---------- INFORMATION SHOWN

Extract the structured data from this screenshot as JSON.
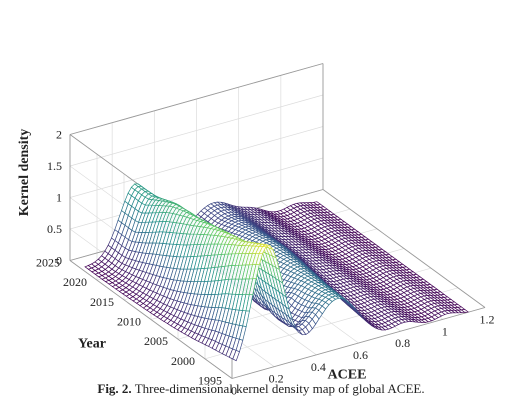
{
  "caption": {
    "label": "Fig. 2.",
    "text": "Three-dimensional kernel density map of global ACEE."
  },
  "chart_data": {
    "type": "surface",
    "x": {
      "label": "ACEE",
      "ticks": [
        "0",
        "0.2",
        "0.4",
        "0.6",
        "0.8",
        "1",
        "1.2"
      ],
      "range": [
        0,
        1.2
      ]
    },
    "y": {
      "label": "Year",
      "ticks": [
        "1995",
        "2000",
        "2005",
        "2010",
        "2015",
        "2020",
        "2025"
      ],
      "range": [
        1995,
        2025
      ]
    },
    "z": {
      "label": "Kernel density",
      "ticks": [
        "0",
        "0.5",
        "1",
        "1.5",
        "2"
      ],
      "range": [
        0,
        2
      ]
    },
    "colormap": [
      "#440154",
      "#3b528b",
      "#21918c",
      "#5ec962",
      "#fde725"
    ],
    "grid": true,
    "density_profile": {
      "years": [
        1995,
        2000,
        2005,
        2010,
        2015,
        2020
      ],
      "main_peak_x": [
        0.17,
        0.18,
        0.2,
        0.22,
        0.24,
        0.26
      ],
      "main_peak_height": [
        1.95,
        1.7,
        1.55,
        1.4,
        1.3,
        1.1
      ],
      "secondary_peak_x": [
        0.5,
        0.52,
        0.55,
        0.58,
        0.6,
        0.63
      ],
      "secondary_peak_height": [
        0.8,
        0.75,
        0.7,
        0.65,
        0.55,
        0.45
      ]
    }
  }
}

--------------------

Every record is to be reproduced exactly, with no pictures included.

Extract the structured data from this screenshot as JSON.
{
  "caption": {
    "label": "Fig. 2.",
    "text": "Three-dimensional kernel density map of global ACEE."
  },
  "chart_data": {
    "type": "surface",
    "x": {
      "label": "ACEE",
      "ticks": [
        "0",
        "0.2",
        "0.4",
        "0.6",
        "0.8",
        "1",
        "1.2"
      ],
      "range": [
        0,
        1.2
      ]
    },
    "y": {
      "label": "Year",
      "ticks": [
        "1995",
        "2000",
        "2005",
        "2010",
        "2015",
        "2020",
        "2025"
      ],
      "range": [
        1995,
        2025
      ]
    },
    "z": {
      "label": "Kernel density",
      "ticks": [
        "0",
        "0.5",
        "1",
        "1.5",
        "2"
      ],
      "range": [
        0,
        2
      ]
    },
    "colormap": [
      "#440154",
      "#3b528b",
      "#21918c",
      "#5ec962",
      "#fde725"
    ],
    "grid": true,
    "density_profile": {
      "years": [
        1995,
        2000,
        2005,
        2010,
        2015,
        2020
      ],
      "main_peak_x": [
        0.17,
        0.18,
        0.2,
        0.22,
        0.24,
        0.26
      ],
      "main_peak_height": [
        1.95,
        1.7,
        1.55,
        1.4,
        1.3,
        1.1
      ],
      "secondary_peak_x": [
        0.5,
        0.52,
        0.55,
        0.58,
        0.6,
        0.63
      ],
      "secondary_peak_height": [
        0.8,
        0.75,
        0.7,
        0.65,
        0.55,
        0.45
      ]
    }
  }
}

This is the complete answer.